Copy all of the material word for word, except for the pictures.
________________________
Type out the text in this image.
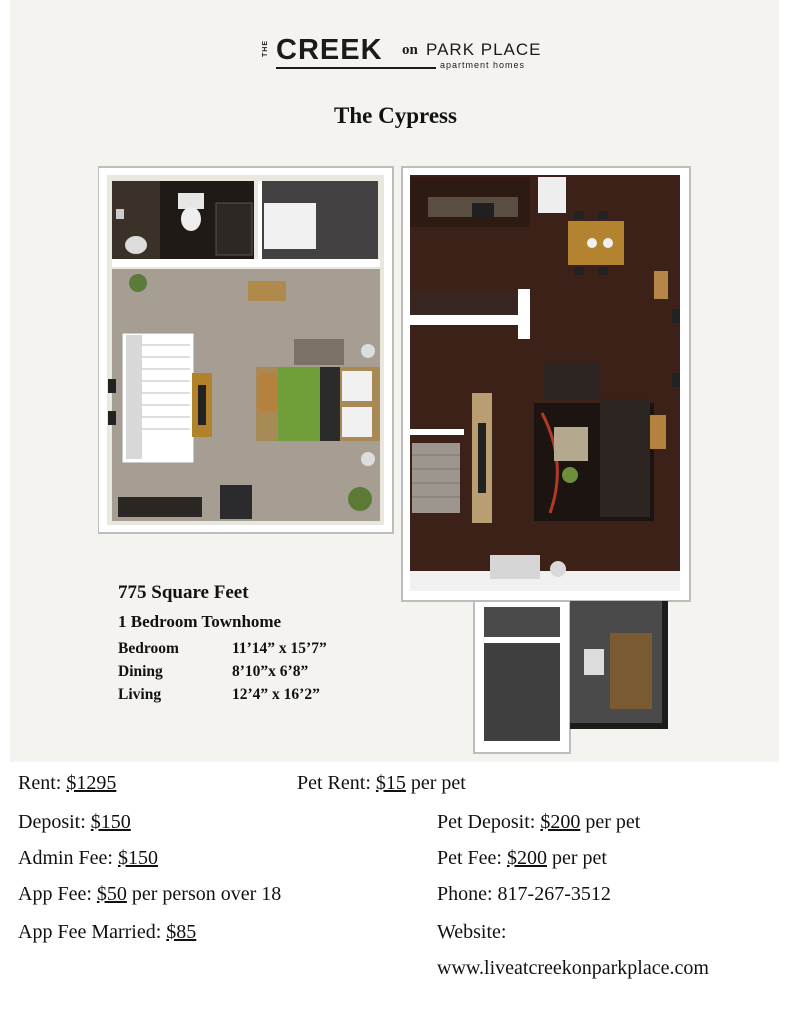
THE CREEK on PARK PLACE
apartment homes
The Cypress
775 Square Feet
1 Bedroom Townhome
Bedroom	11’14” x 15’7”
Dining	8’10”x 6’8”
Living	12’4” x 16’2”
Rent: $1295
Deposit: $150
Admin Fee: $150
App Fee: $50 per person over 18
App Fee Married: $85
Pet Rent: $15 per pet
Pet Deposit: $200 per pet
Pet Fee: $200 per pet
Phone: 817-267-3512
Website:
www.liveatcreekonparkplace.com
________________________
**RESULT:**
Type out the text in this image.
THE CREEK on PARK PLACE
apartment homes
The Cypress
775 Square Feet
1 Bedroom Townhome
Bedroom	11’14” x 15’7”
Dining	8’10”x 6’8”
Living	12’4” x 16’2”
Rent: $1295
Deposit: $150
Admin Fee: $150
App Fee: $50 per person over 18
App Fee Married: $85
Pet Rent: $15 per pet
Pet Deposit: $200 per pet
Pet Fee: $200 per pet
Phone: 817-267-3512
Website:
www.liveatcreekonparkplace.com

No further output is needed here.